Your objective =>
Images excluded, repeat each entry below exactly.

Listed entries =>

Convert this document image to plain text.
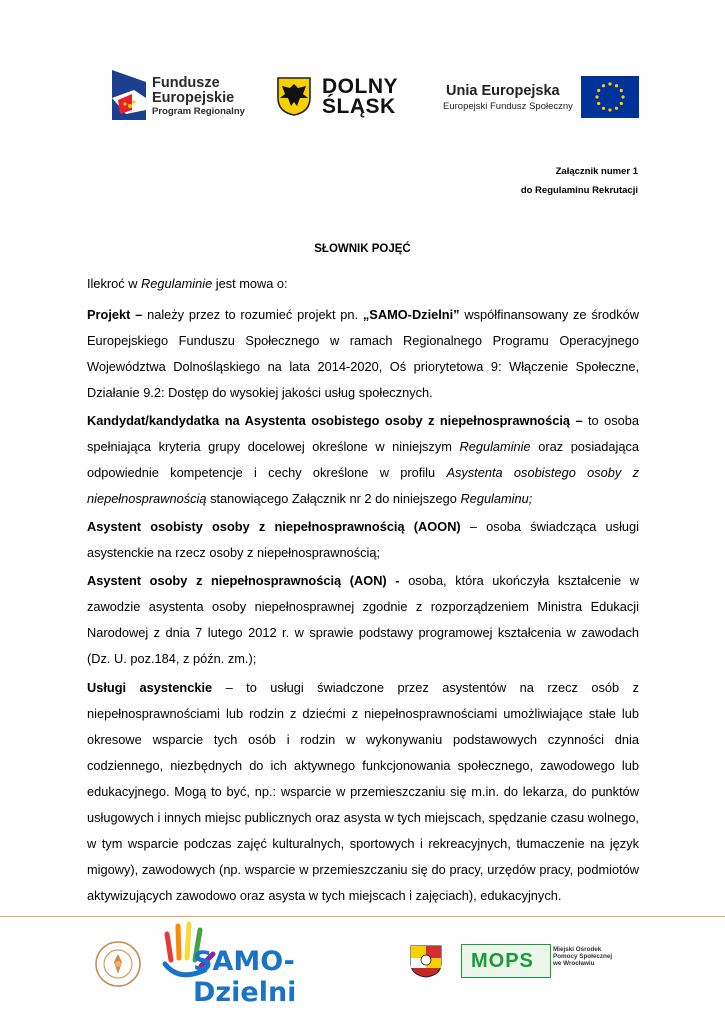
Fundusze
Europejskie
Program Regionalny
DOLNY
ŚLĄSK
Unia Europejska
Europejski Fundusz Społeczny
Załącznik numer 1
do Regulaminu Rekrutacji
SŁOWNIK POJĘĆ
Ilekroć w Regulaminie jest mowa o:
Projekt – należy przez to rozumieć projekt pn. „SAMO-Dzielni” współfinansowany ze środków Europejskiego Funduszu Społecznego w ramach Regionalnego Programu Operacyjnego Województwa Dolnośląskiego na lata 2014-2020, Oś priorytetowa 9: Włączenie Społeczne, Działanie 9.2: Dostęp do wysokiej jakości usług społecznych.
Kandydat/kandydatka na Asystenta osobistego osoby z niepełnosprawnością – to osoba spełniająca kryteria grupy docelowej określone w niniejszym Regulaminie oraz posiadająca odpowiednie kompetencje i cechy określone w profilu Asystenta osobistego osoby z niepełnosprawnością stanowiącego Załącznik nr 2 do niniejszego Regulaminu;
Asystent osobisty osoby z niepełnosprawnością (AOON) – osoba świadcząca usługi asystenckie na rzecz osoby z niepełnosprawnością;
Asystent osoby z niepełnosprawnością (AON) - osoba, która ukończyła kształcenie w zawodzie asystenta osoby niepełnosprawnej zgodnie z rozporządzeniem Ministra Edukacji Narodowej z dnia 7 lutego 2012 r. w sprawie podstawy programowej kształcenia w zawodach (Dz. U. poz.184, z późn. zm.);
Usługi asystenckie – to usługi świadczone przez asystentów na rzecz osób z niepełnosprawnościami lub rodzin z dziećmi z niepełnosprawnościami umożliwiające stałe lub okresowe wsparcie tych osób i rodzin w wykonywaniu podstawowych czynności dnia codziennego, niezbędnych do ich aktywnego funkcjonowania społecznego, zawodowego lub edukacyjnego. Mogą to być, np.: wsparcie w przemieszczaniu się m.in. do lekarza, do punktów usługowych i innych miejsc publicznych oraz asysta w tych miejscach, spędzanie czasu wolnego, w tym wsparcie podczas zajęć kulturalnych, sportowych i rekreacyjnych, tłumaczenie na język migowy), zawodowych (np. wsparcie w przemieszczaniu się do pracy, urzędów pracy, podmiotów aktywizujących zawodowo oraz asysta w tych miejscach i zajęciach), edukacyjnych.
SAMO-Dzielni
MOPS
Miejski Ośrodek
Pomocy Społecznej
we Wrocławiu
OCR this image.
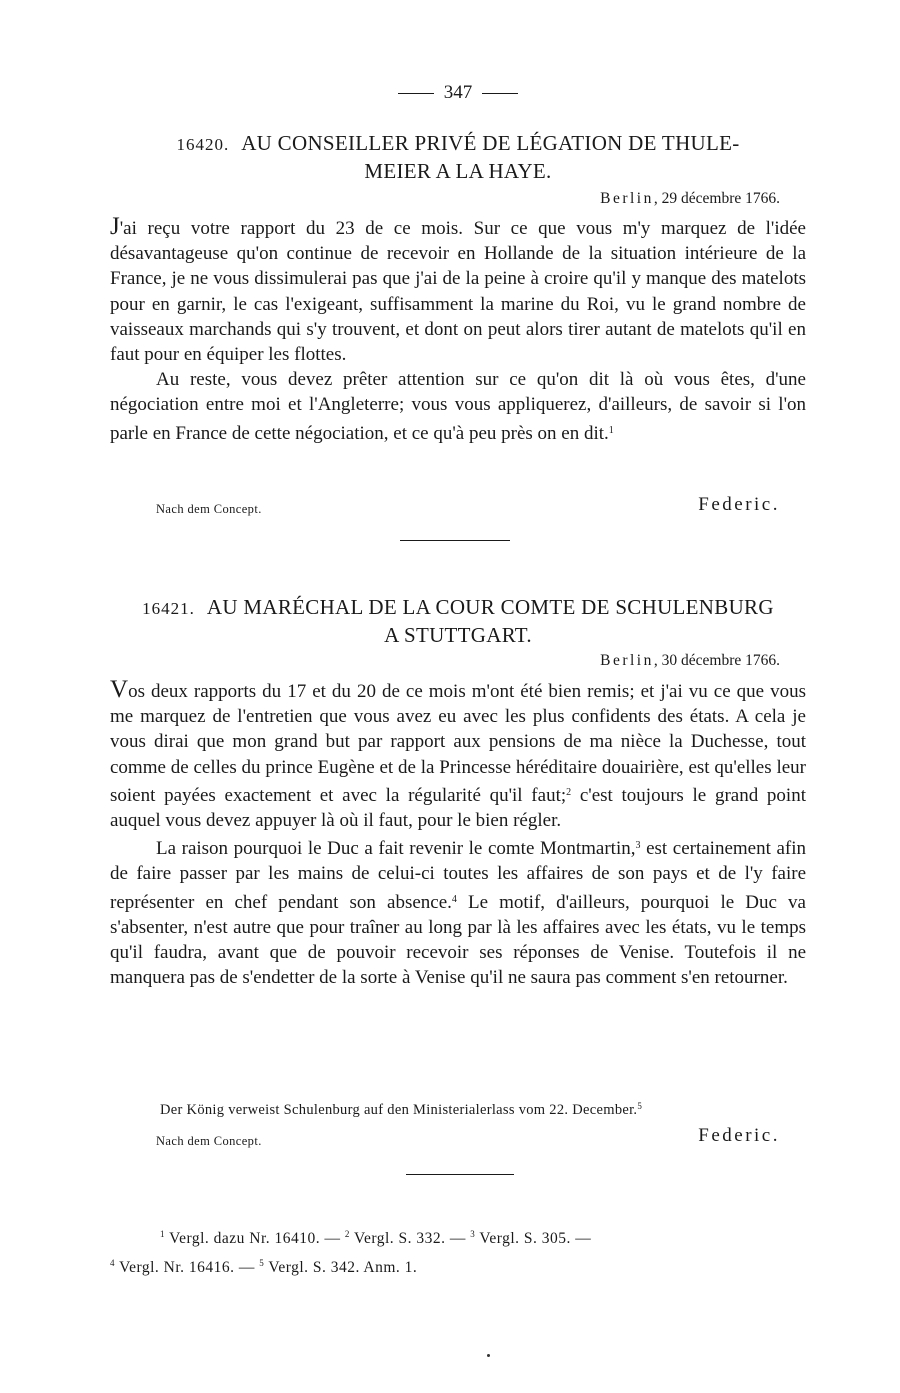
347
16420. AU CONSEILLER PRIVÉ DE LÉGATION DE THULE-
MEIER A LA HAYE.
Berlin, 29 décembre 1766.

J'ai reçu votre rapport du 23 de ce mois. Sur ce que vous m'y marquez de l'idée désavantageuse qu'on continue de recevoir en Hollande de la situation intérieure de la France, je ne vous dissimulerai pas que j'ai de la peine à croire qu'il y manque des matelots pour en garnir, le cas l'exigeant, suffisamment la marine du Roi, vu le grand nombre de vaisseaux marchands qui s'y trouvent, et dont on peut alors tirer autant de matelots qu'il en faut pour en équiper les flottes.

Au reste, vous devez prêter attention sur ce qu'on dit là où vous êtes, d'une négociation entre moi et l'Angleterre; vous vous appliquerez, d'ailleurs, de savoir si l'on parle en France de cette négociation, et ce qu'à peu près on en dit.$^1$

Nach dem Concept.	Federic.
16421. AU MARÉCHAL DE LA COUR COMTE DE SCHULENBURG
A STUTTGART.
Berlin, 30 décembre 1766.

Vos deux rapports du 17 et du 20 de ce mois m'ont été bien remis; et j'ai vu ce que vous me marquez de l'entretien que vous avez eu avec les plus confidents des états. A cela je vous dirai que mon grand but par rapport aux pensions de ma nièce la Duchesse, tout comme de celles du prince Eugène et de la Princesse héréditaire douairière, est qu'elles leur soient payées exactement et avec la régularité qu'il faut;$^2$ c'est toujours le grand point auquel vous devez appuyer là où il faut, pour le bien régler.

La raison pourquoi le Duc a fait revenir le comte Montmartin,$^3$ est certainement afin de faire passer par les mains de celui-ci toutes les affaires de son pays et de l'y faire représenter en chef pendant son absence.$^4$ Le motif, d'ailleurs, pourquoi le Duc va s'absenter, n'est autre que pour traîner au long par là les affaires avec les états, vu le temps qu'il faudra, avant que de pouvoir recevoir ses réponses de Venise. Toutefois il ne manquera pas de s'endetter de la sorte à Venise qu'il ne saura pas comment s'en retourner.

Der König verweist Schulenburg auf den Ministerialerlass vom 22. December.$^5$
Nach dem Concept.	Federic.
$^1$ Vergl. dazu Nr. 16410. — $^2$ Vergl. S. 332. — $^3$ Vergl. S. 305. —
$^4$ Vergl. Nr. 16416. — $^5$ Vergl. S. 342. Anm. 1.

Exercise result =>
Convert this document image to plain text.
Fundusze
Europejskie
Program Regionalny
DOLNY
ŚLĄSK
Unia Europejska
Europejski Fundusz Społeczny
Załącznik numer 1
do Regulaminu Rekrutacji
SŁOWNIK POJĘĆ
Ilekroć w Regulaminie jest mowa o:
Projekt – należy przez to rozumieć projekt pn. „SAMO-Dzielni” współfinansowany ze środków Europejskiego Funduszu Społecznego w ramach Regionalnego Programu Operacyjnego Województwa Dolnośląskiego na lata 2014-2020, Oś priorytetowa 9: Włączenie Społeczne, Działanie 9.2: Dostęp do wysokiej jakości usług społecznych.
Kandydat/kandydatka na Asystenta osobistego osoby z niepełnosprawnością – to osoba spełniająca kryteria grupy docelowej określone w niniejszym Regulaminie oraz posiadająca odpowiednie kompetencje i cechy określone w profilu Asystenta osobistego osoby z niepełnosprawnością stanowiącego Załącznik nr 2 do niniejszego Regulaminu;
Asystent osobisty osoby z niepełnosprawnością (AOON) – osoba świadcząca usługi asystenckie na rzecz osoby z niepełnosprawnością;
Asystent osoby z niepełnosprawnością (AON) - osoba, która ukończyła kształcenie w zawodzie asystenta osoby niepełnosprawnej zgodnie z rozporządzeniem Ministra Edukacji Narodowej z dnia 7 lutego 2012 r. w sprawie podstawy programowej kształcenia w zawodach (Dz. U. poz.184, z późn. zm.);
Usługi asystenckie – to usługi świadczone przez asystentów na rzecz osób z niepełnosprawnościami lub rodzin z dziećmi z niepełnosprawnościami umożliwiające stałe lub okresowe wsparcie tych osób i rodzin w wykonywaniu podstawowych czynności dnia codziennego, niezbędnych do ich aktywnego funkcjonowania społecznego, zawodowego lub edukacyjnego. Mogą to być, np.: wsparcie w przemieszczaniu się m.in. do lekarza, do punktów usługowych i innych miejsc publicznych oraz asysta w tych miejscach, spędzanie czasu wolnego, w tym wsparcie podczas zajęć kulturalnych, sportowych i rekreacyjnych, tłumaczenie na język migowy), zawodowych (np. wsparcie w przemieszczaniu się do pracy, urzędów pracy, podmiotów aktywizujących zawodowo oraz asysta w tych miejscach i zajęciach), edukacyjnych.
SAMO-Dzielni
MOPS
Miejski Ośrodek
Pomocy Społecznej
we Wrocławiu
OCR this image.
347
16420. AU CONSEILLER PRIVÉ DE LÉGATION DE THULE-
MEIER A LA HAYE.
Berlin, 29 décembre 1766.

J'ai reçu votre rapport du 23 de ce mois. Sur ce que vous m'y marquez de l'idée désavantageuse qu'on continue de recevoir en Hollande de la situation intérieure de la France, je ne vous dissimulerai pas que j'ai de la peine à croire qu'il y manque des matelots pour en garnir, le cas l'exigeant, suffisamment la marine du Roi, vu le grand nombre de vaisseaux marchands qui s'y trouvent, et dont on peut alors tirer autant de matelots qu'il en faut pour en équiper les flottes.

Au reste, vous devez prêter attention sur ce qu'on dit là où vous êtes, d'une négociation entre moi et l'Angleterre; vous vous appliquerez, d'ailleurs, de savoir si l'on parle en France de cette négociation, et ce qu'à peu près on en dit.$^1$

Nach dem Concept.	Federic.
16421. AU MARÉCHAL DE LA COUR COMTE DE SCHULENBURG
A STUTTGART.
Berlin, 30 décembre 1766.

Vos deux rapports du 17 et du 20 de ce mois m'ont été bien remis; et j'ai vu ce que vous me marquez de l'entretien que vous avez eu avec les plus confidents des états. A cela je vous dirai que mon grand but par rapport aux pensions de ma nièce la Duchesse, tout comme de celles du prince Eugène et de la Princesse héréditaire douairière, est qu'elles leur soient payées exactement et avec la régularité qu'il faut;$^2$ c'est toujours le grand point auquel vous devez appuyer là où il faut, pour le bien régler.

La raison pourquoi le Duc a fait revenir le comte Montmartin,$^3$ est certainement afin de faire passer par les mains de celui-ci toutes les affaires de son pays et de l'y faire représenter en chef pendant son absence.$^4$ Le motif, d'ailleurs, pourquoi le Duc va s'absenter, n'est autre que pour traîner au long par là les affaires avec les états, vu le temps qu'il faudra, avant que de pouvoir recevoir ses réponses de Venise. Toutefois il ne manquera pas de s'endetter de la sorte à Venise qu'il ne saura pas comment s'en retourner.

Der König verweist Schulenburg auf den Ministerialerlass vom 22. December.$^5$
Nach dem Concept.	Federic.
$^1$ Vergl. dazu Nr. 16410. — $^2$ Vergl. S. 332. — $^3$ Vergl. S. 305. —
$^4$ Vergl. Nr. 16416. — $^5$ Vergl. S. 342. Anm. 1.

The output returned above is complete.